Exactly reproduce each line of the listing that follows.

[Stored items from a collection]
☆ ☆ ☆

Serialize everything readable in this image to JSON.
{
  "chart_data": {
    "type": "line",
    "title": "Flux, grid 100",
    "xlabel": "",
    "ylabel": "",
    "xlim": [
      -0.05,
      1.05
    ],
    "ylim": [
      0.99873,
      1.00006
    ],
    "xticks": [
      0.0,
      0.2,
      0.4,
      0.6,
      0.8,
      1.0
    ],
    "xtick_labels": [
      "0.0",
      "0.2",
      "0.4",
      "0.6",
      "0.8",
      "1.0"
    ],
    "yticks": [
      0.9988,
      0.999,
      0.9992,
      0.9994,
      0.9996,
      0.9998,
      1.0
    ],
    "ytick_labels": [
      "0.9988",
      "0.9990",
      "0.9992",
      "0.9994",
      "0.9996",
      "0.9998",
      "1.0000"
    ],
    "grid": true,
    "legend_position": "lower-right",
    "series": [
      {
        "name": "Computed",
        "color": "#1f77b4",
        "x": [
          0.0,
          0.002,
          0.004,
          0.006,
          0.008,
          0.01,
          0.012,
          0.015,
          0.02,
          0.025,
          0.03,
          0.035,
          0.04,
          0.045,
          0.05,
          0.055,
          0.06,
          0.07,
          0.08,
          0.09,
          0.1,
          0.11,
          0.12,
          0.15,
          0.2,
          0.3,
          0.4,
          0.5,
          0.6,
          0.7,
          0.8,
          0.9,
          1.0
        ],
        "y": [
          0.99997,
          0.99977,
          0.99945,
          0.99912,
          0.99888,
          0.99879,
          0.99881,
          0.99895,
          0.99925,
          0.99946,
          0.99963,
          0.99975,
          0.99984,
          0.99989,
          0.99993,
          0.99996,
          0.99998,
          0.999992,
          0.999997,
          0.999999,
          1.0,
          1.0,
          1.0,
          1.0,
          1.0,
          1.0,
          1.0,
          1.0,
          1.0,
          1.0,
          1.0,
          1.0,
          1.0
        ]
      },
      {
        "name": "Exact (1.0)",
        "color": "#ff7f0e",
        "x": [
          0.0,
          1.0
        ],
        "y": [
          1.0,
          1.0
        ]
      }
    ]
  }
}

☆ ☆ ☆

### [ANSWER TO THIS TASK]
Serialize everything readable in this image to JSON.
{
  "chart_data": {
    "type": "line",
    "title": "Flux, grid 100",
    "xlabel": "",
    "ylabel": "",
    "xlim": [
      -0.05,
      1.05
    ],
    "ylim": [
      0.99873,
      1.00006
    ],
    "xticks": [
      0.0,
      0.2,
      0.4,
      0.6,
      0.8,
      1.0
    ],
    "xtick_labels": [
      "0.0",
      "0.2",
      "0.4",
      "0.6",
      "0.8",
      "1.0"
    ],
    "yticks": [
      0.9988,
      0.999,
      0.9992,
      0.9994,
      0.9996,
      0.9998,
      1.0
    ],
    "ytick_labels": [
      "0.9988",
      "0.9990",
      "0.9992",
      "0.9994",
      "0.9996",
      "0.9998",
      "1.0000"
    ],
    "grid": true,
    "legend_position": "lower-right",
    "series": [
      {
        "name": "Computed",
        "color": "#1f77b4",
        "x": [
          0.0,
          0.002,
          0.004,
          0.006,
          0.008,
          0.01,
          0.012,
          0.015,
          0.02,
          0.025,
          0.03,
          0.035,
          0.04,
          0.045,
          0.05,
          0.055,
          0.06,
          0.07,
          0.08,
          0.09,
          0.1,
          0.11,
          0.12,
          0.15,
          0.2,
          0.3,
          0.4,
          0.5,
          0.6,
          0.7,
          0.8,
          0.9,
          1.0
        ],
        "y": [
          0.99997,
          0.99977,
          0.99945,
          0.99912,
          0.99888,
          0.99879,
          0.99881,
          0.99895,
          0.99925,
          0.99946,
          0.99963,
          0.99975,
          0.99984,
          0.99989,
          0.99993,
          0.99996,
          0.99998,
          0.999992,
          0.999997,
          0.999999,
          1.0,
          1.0,
          1.0,
          1.0,
          1.0,
          1.0,
          1.0,
          1.0,
          1.0,
          1.0,
          1.0,
          1.0,
          1.0
        ]
      },
      {
        "name": "Exact (1.0)",
        "color": "#ff7f0e",
        "x": [
          0.0,
          1.0
        ],
        "y": [
          1.0,
          1.0
        ]
      }
    ]
  }
}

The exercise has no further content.